> _작업 지시_
아래 기록의 모든 줄을 한 글자도 바꾸지 말고 그대로 옮겨 적으세요. 그림은 답에 넣지 마세요.

> _데이터 행_
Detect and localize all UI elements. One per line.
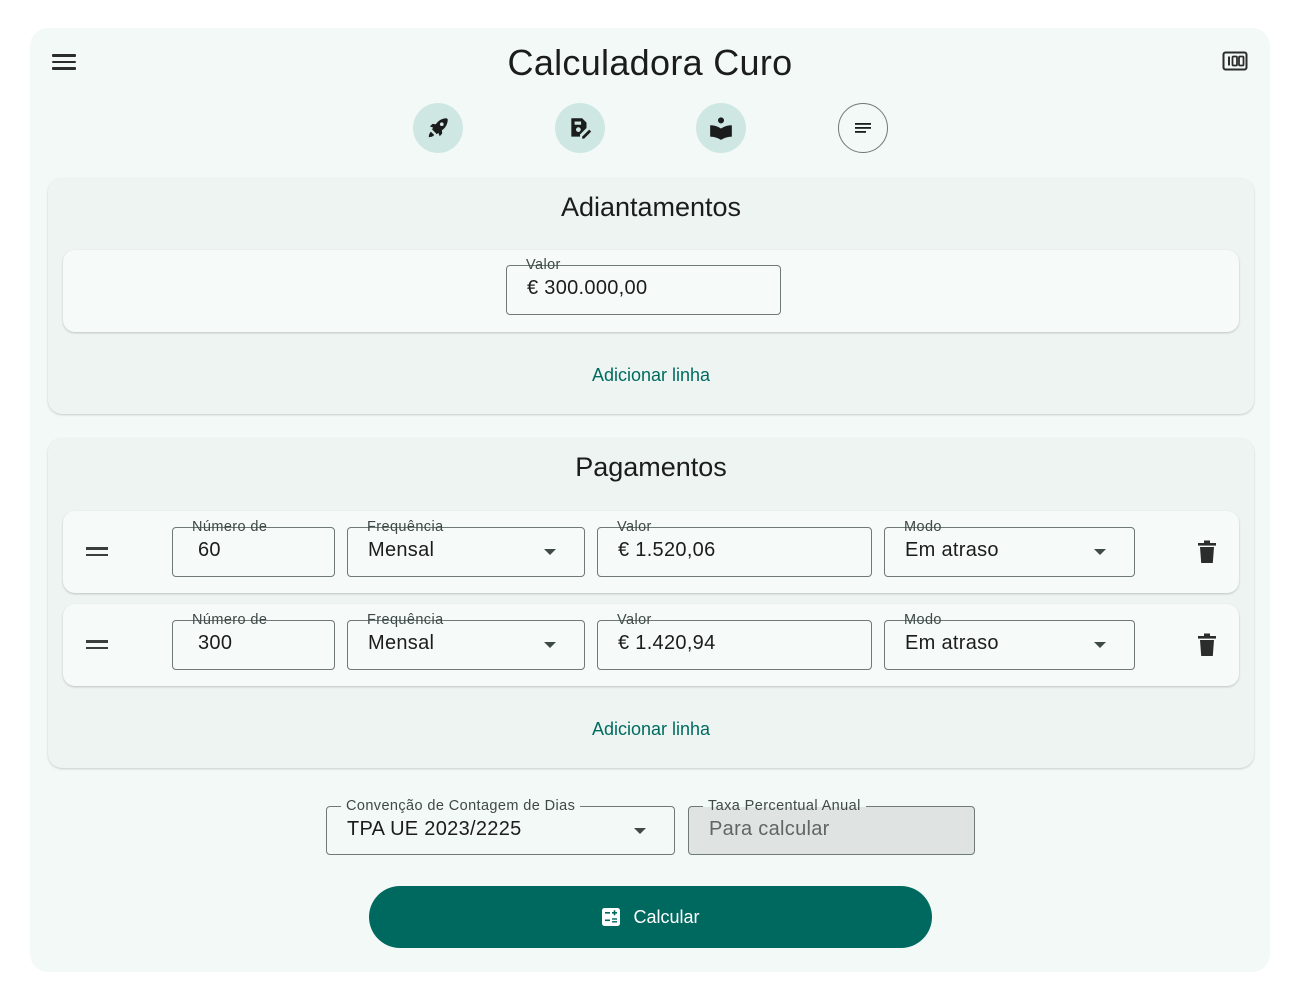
payment-mode: Em atraso xyxy=(905,632,999,654)
apr-value: Para calcular xyxy=(709,818,830,840)
advance-value-field[interactable]: Valor € 300.000,00 xyxy=(506,257,781,315)
payment-count: 60 xyxy=(198,539,221,561)
payment-count-field[interactable]: Número de 300 xyxy=(172,612,335,670)
rocket-icon[interactable] xyxy=(413,103,463,153)
chevron-down-icon xyxy=(1094,549,1106,555)
payment-count-field[interactable]: Número de 60 xyxy=(172,519,335,577)
payment-row: Número de 60 Frequência Mensal Valor € 1… xyxy=(63,511,1239,593)
delete-icon[interactable] xyxy=(1197,633,1217,657)
advances-title: Adiantamentos xyxy=(560,192,742,222)
day-count-label: Convenção de Contagem de Dias xyxy=(341,797,581,815)
calculate-label: Calcular xyxy=(633,906,700,927)
chevron-down-icon xyxy=(544,549,556,555)
advance-value: € 300.000,00 xyxy=(527,277,648,299)
counter-icon[interactable] xyxy=(1222,50,1248,72)
toolbar xyxy=(30,103,1270,155)
payment-mode-select[interactable]: Modo Em atraso xyxy=(884,612,1135,670)
day-count-select[interactable]: Convenção de Contagem de Dias TPA UE 202… xyxy=(326,797,675,855)
payments-title: Pagamentos xyxy=(575,452,727,482)
apr-field: Taxa Percentual Anual Para calcular xyxy=(688,797,975,855)
payment-value-field[interactable]: Valor € 1.520,06 xyxy=(597,519,872,577)
payment-mode-select[interactable]: Modo Em atraso xyxy=(884,519,1135,577)
delete-icon[interactable] xyxy=(1197,540,1217,564)
advances-card: Adiantamentos Valor € 300.000,00 Adicion… xyxy=(48,178,1254,414)
payment-value-field[interactable]: Valor € 1.420,94 xyxy=(597,612,872,670)
payment-value: € 1.420,94 xyxy=(618,632,716,654)
advance-row: Valor € 300.000,00 xyxy=(63,250,1239,332)
advances-add-line-link[interactable]: Adicionar linha xyxy=(48,365,1254,386)
chevron-down-icon xyxy=(634,828,646,834)
calculate-button[interactable]: Calcular xyxy=(369,886,932,948)
payment-count-label: Número de xyxy=(192,612,268,628)
payment-frequency-select[interactable]: Frequência Mensal xyxy=(347,612,585,670)
calculator-icon xyxy=(602,908,621,926)
advance-value-label: Valor xyxy=(526,257,561,273)
apr-label: Taxa Percentual Anual xyxy=(703,797,866,815)
payment-value: € 1.520,06 xyxy=(618,539,716,561)
payment-mode-label: Modo xyxy=(904,612,942,628)
reading-book-icon[interactable] xyxy=(696,103,746,153)
payment-count-label: Número de xyxy=(192,519,268,535)
payments-add-line-link[interactable]: Adicionar linha xyxy=(48,719,1254,740)
chevron-down-icon xyxy=(544,642,556,648)
payment-mode-label: Modo xyxy=(904,519,942,535)
payment-value-label: Valor xyxy=(617,519,652,535)
page-title: Calculadora Curo xyxy=(507,42,793,83)
drag-handle-icon[interactable] xyxy=(86,640,108,650)
day-count-value: TPA UE 2023/2225 xyxy=(347,818,522,840)
payment-row: Número de 300 Frequência Mensal Valor € … xyxy=(63,604,1239,686)
payment-frequency-label: Frequência xyxy=(367,612,444,628)
payment-frequency: Mensal xyxy=(368,539,435,561)
payment-value-label: Valor xyxy=(617,612,652,628)
payment-frequency: Mensal xyxy=(368,632,435,654)
payment-frequency-select[interactable]: Frequência Mensal xyxy=(347,519,585,577)
payment-frequency-label: Frequência xyxy=(367,519,444,535)
payment-mode: Em atraso xyxy=(905,539,999,561)
app-window: Calculadora Curo Adiantamentos Valor € 3… xyxy=(30,28,1270,972)
payments-card: Pagamentos Número de 60 Frequência Mensa… xyxy=(48,438,1254,768)
edit-document-icon[interactable] xyxy=(555,103,605,153)
chevron-down-icon xyxy=(1094,642,1106,648)
drag-handle-icon[interactable] xyxy=(86,547,108,557)
notes-icon[interactable] xyxy=(838,103,888,153)
payment-count: 300 xyxy=(198,632,233,654)
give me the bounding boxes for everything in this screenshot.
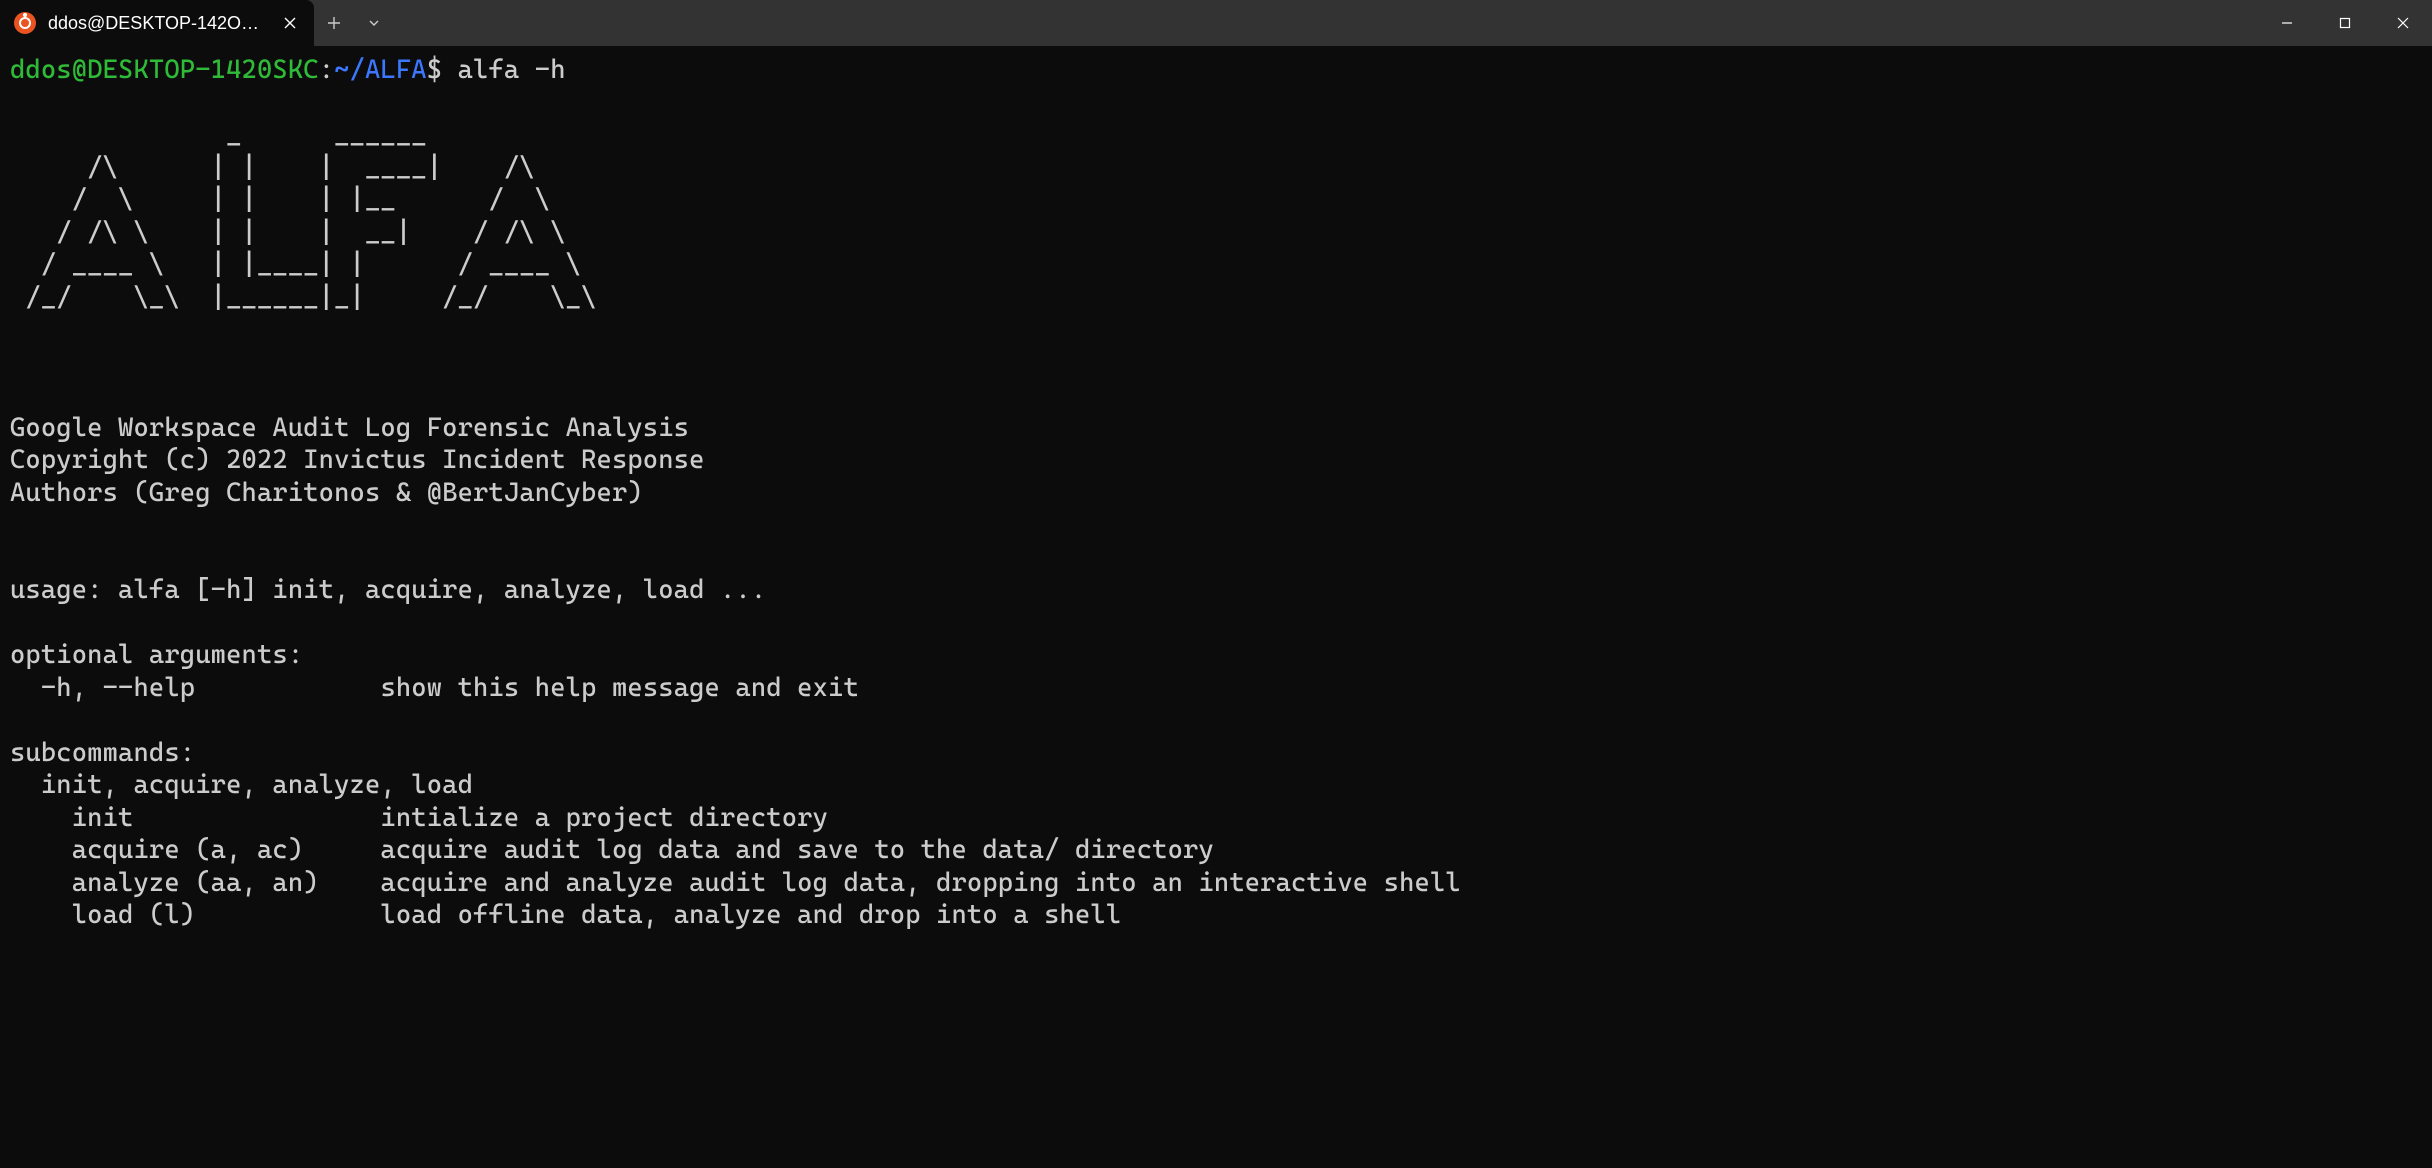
terminal-tab[interactable]: ddos@DESKTOP-142OSKC: ~/… [0, 0, 314, 46]
optional-args-header: optional arguments: [10, 640, 303, 670]
new-tab-button[interactable] [314, 0, 354, 46]
intro-line-2: Copyright (c) 2022 Invictus Incident Res… [10, 445, 705, 475]
subcommands-list: init, acquire, analyze, load [10, 770, 473, 800]
usage-line: usage: alfa [-h] init, acquire, analyze,… [10, 575, 766, 605]
intro-line-1: Google Workspace Audit Log Forensic Anal… [10, 413, 689, 443]
intro-line-3: Authors (Greg Charitonos & @BertJanCyber… [10, 478, 643, 508]
ascii-art-logo: _ ______ /\ | | | ____| /\ / \ | | | |__… [10, 120, 643, 313]
close-window-button[interactable] [2374, 0, 2432, 46]
minimize-button[interactable] [2258, 0, 2316, 46]
title-bar-spacer [394, 0, 2258, 46]
optional-arg-desc: show this help message and exit [380, 673, 858, 703]
prompt-dollar: $ [427, 55, 442, 85]
prompt-user-host: ddos@DESKTOP-1420SKC [10, 55, 319, 85]
maximize-button[interactable] [2316, 0, 2374, 46]
prompt-sep: : [319, 55, 334, 85]
subcommands-header: subcommands: [10, 738, 195, 768]
title-bar: ddos@DESKTOP-142OSKC: ~/… [0, 0, 2432, 46]
tab-title: ddos@DESKTOP-142OSKC: ~/… [48, 13, 268, 34]
command-text: alfa -h [442, 55, 565, 85]
close-tab-button[interactable] [280, 13, 300, 33]
ubuntu-icon [14, 12, 36, 34]
optional-arg-flag: -h, --help [10, 673, 195, 703]
prompt-path: ~/ALFA [334, 55, 427, 85]
terminal-body[interactable]: ddos@DESKTOP-1420SKC:~/ALFA$ alfa -h _ _… [0, 46, 2432, 940]
tab-dropdown-button[interactable] [354, 0, 394, 46]
window-controls [2258, 0, 2432, 46]
subcommand-rows: init intialize a project directory acqui… [10, 803, 1461, 931]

> _전체 답변_
Detect and localize all UI elements. One per line.
payment-mode: Em atraso xyxy=(905,632,999,654)
apr-value: Para calcular xyxy=(709,818,830,840)
advance-value-field[interactable]: Valor € 300.000,00 xyxy=(506,257,781,315)
payment-count: 60 xyxy=(198,539,221,561)
payment-count-field[interactable]: Número de 300 xyxy=(172,612,335,670)
rocket-icon[interactable] xyxy=(413,103,463,153)
chevron-down-icon xyxy=(1094,549,1106,555)
payment-count-field[interactable]: Número de 60 xyxy=(172,519,335,577)
payment-row: Número de 60 Frequência Mensal Valor € 1… xyxy=(63,511,1239,593)
delete-icon[interactable] xyxy=(1197,633,1217,657)
advances-title: Adiantamentos xyxy=(560,192,742,222)
day-count-label: Convenção de Contagem de Dias xyxy=(341,797,581,815)
calculate-label: Calcular xyxy=(633,906,700,927)
chevron-down-icon xyxy=(544,549,556,555)
advance-value: € 300.000,00 xyxy=(527,277,648,299)
counter-icon[interactable] xyxy=(1222,50,1248,72)
toolbar xyxy=(30,103,1270,155)
payment-mode-select[interactable]: Modo Em atraso xyxy=(884,612,1135,670)
day-count-select[interactable]: Convenção de Contagem de Dias TPA UE 202… xyxy=(326,797,675,855)
payments-title: Pagamentos xyxy=(575,452,727,482)
apr-field: Taxa Percentual Anual Para calcular xyxy=(688,797,975,855)
payment-value-field[interactable]: Valor € 1.520,06 xyxy=(597,519,872,577)
payment-mode-select[interactable]: Modo Em atraso xyxy=(884,519,1135,577)
delete-icon[interactable] xyxy=(1197,540,1217,564)
advances-card: Adiantamentos Valor € 300.000,00 Adicion… xyxy=(48,178,1254,414)
payment-value-field[interactable]: Valor € 1.420,94 xyxy=(597,612,872,670)
payment-value: € 1.420,94 xyxy=(618,632,716,654)
advance-row: Valor € 300.000,00 xyxy=(63,250,1239,332)
advances-add-line-link[interactable]: Adicionar linha xyxy=(48,365,1254,386)
chevron-down-icon xyxy=(634,828,646,834)
calculate-button[interactable]: Calcular xyxy=(369,886,932,948)
payment-count-label: Número de xyxy=(192,612,268,628)
payment-frequency-select[interactable]: Frequência Mensal xyxy=(347,612,585,670)
calculator-icon xyxy=(602,908,621,926)
advance-value-label: Valor xyxy=(526,257,561,273)
apr-label: Taxa Percentual Anual xyxy=(703,797,866,815)
payment-value: € 1.520,06 xyxy=(618,539,716,561)
payment-mode-label: Modo xyxy=(904,612,942,628)
reading-book-icon[interactable] xyxy=(696,103,746,153)
payment-count-label: Número de xyxy=(192,519,268,535)
payments-add-line-link[interactable]: Adicionar linha xyxy=(48,719,1254,740)
chevron-down-icon xyxy=(544,642,556,648)
payment-mode-label: Modo xyxy=(904,519,942,535)
payment-value-label: Valor xyxy=(617,519,652,535)
page-title: Calculadora Curo xyxy=(507,42,793,83)
drag-handle-icon[interactable] xyxy=(86,640,108,650)
day-count-value: TPA UE 2023/2225 xyxy=(347,818,522,840)
payment-row: Número de 300 Frequência Mensal Valor € … xyxy=(63,604,1239,686)
payment-frequency-label: Frequência xyxy=(367,612,444,628)
payment-frequency: Mensal xyxy=(368,539,435,561)
payment-value-label: Valor xyxy=(617,612,652,628)
payment-frequency: Mensal xyxy=(368,632,435,654)
payment-frequency-select[interactable]: Frequência Mensal xyxy=(347,519,585,577)
payment-frequency-label: Frequência xyxy=(367,519,444,535)
payment-mode: Em atraso xyxy=(905,539,999,561)
app-window: Calculadora Curo Adiantamentos Valor € 3… xyxy=(30,28,1270,972)
payments-card: Pagamentos Número de 60 Frequência Mensa… xyxy=(48,438,1254,768)
edit-document-icon[interactable] xyxy=(555,103,605,153)
chevron-down-icon xyxy=(1094,642,1106,648)
drag-handle-icon[interactable] xyxy=(86,547,108,557)
notes-icon[interactable] xyxy=(838,103,888,153)
payment-count: 300 xyxy=(198,632,233,654)
give me the bounding boxes for everything in this screenshot.
terminal-tab[interactable]: ddos@DESKTOP-142OSKC: ~/… [0, 0, 314, 46]
optional-args-header: optional arguments: [10, 640, 303, 670]
new-tab-button[interactable] [314, 0, 354, 46]
intro-line-2: Copyright (c) 2022 Invictus Incident Res… [10, 445, 705, 475]
subcommands-list: init, acquire, analyze, load [10, 770, 473, 800]
usage-line: usage: alfa [-h] init, acquire, analyze,… [10, 575, 766, 605]
intro-line-1: Google Workspace Audit Log Forensic Anal… [10, 413, 689, 443]
intro-line-3: Authors (Greg Charitonos & @BertJanCyber… [10, 478, 643, 508]
ascii-art-logo: _ ______ /\ | | | ____| /\ / \ | | | |__… [10, 120, 643, 313]
close-window-button[interactable] [2374, 0, 2432, 46]
minimize-button[interactable] [2258, 0, 2316, 46]
title-bar-spacer [394, 0, 2258, 46]
optional-arg-desc: show this help message and exit [380, 673, 858, 703]
prompt-dollar: $ [427, 55, 442, 85]
prompt-user-host: ddos@DESKTOP-1420SKC [10, 55, 319, 85]
maximize-button[interactable] [2316, 0, 2374, 46]
prompt-sep: : [319, 55, 334, 85]
subcommands-header: subcommands: [10, 738, 195, 768]
title-bar: ddos@DESKTOP-142OSKC: ~/… [0, 0, 2432, 46]
tab-title: ddos@DESKTOP-142OSKC: ~/… [48, 13, 268, 34]
command-text: alfa -h [442, 55, 565, 85]
close-tab-button[interactable] [280, 13, 300, 33]
ubuntu-icon [14, 12, 36, 34]
optional-arg-flag: -h, --help [10, 673, 195, 703]
prompt-path: ~/ALFA [334, 55, 427, 85]
terminal-body[interactable]: ddos@DESKTOP-1420SKC:~/ALFA$ alfa -h _ _… [0, 46, 2432, 940]
tab-dropdown-button[interactable] [354, 0, 394, 46]
window-controls [2258, 0, 2432, 46]
subcommand-rows: init intialize a project directory acqui… [10, 803, 1461, 931]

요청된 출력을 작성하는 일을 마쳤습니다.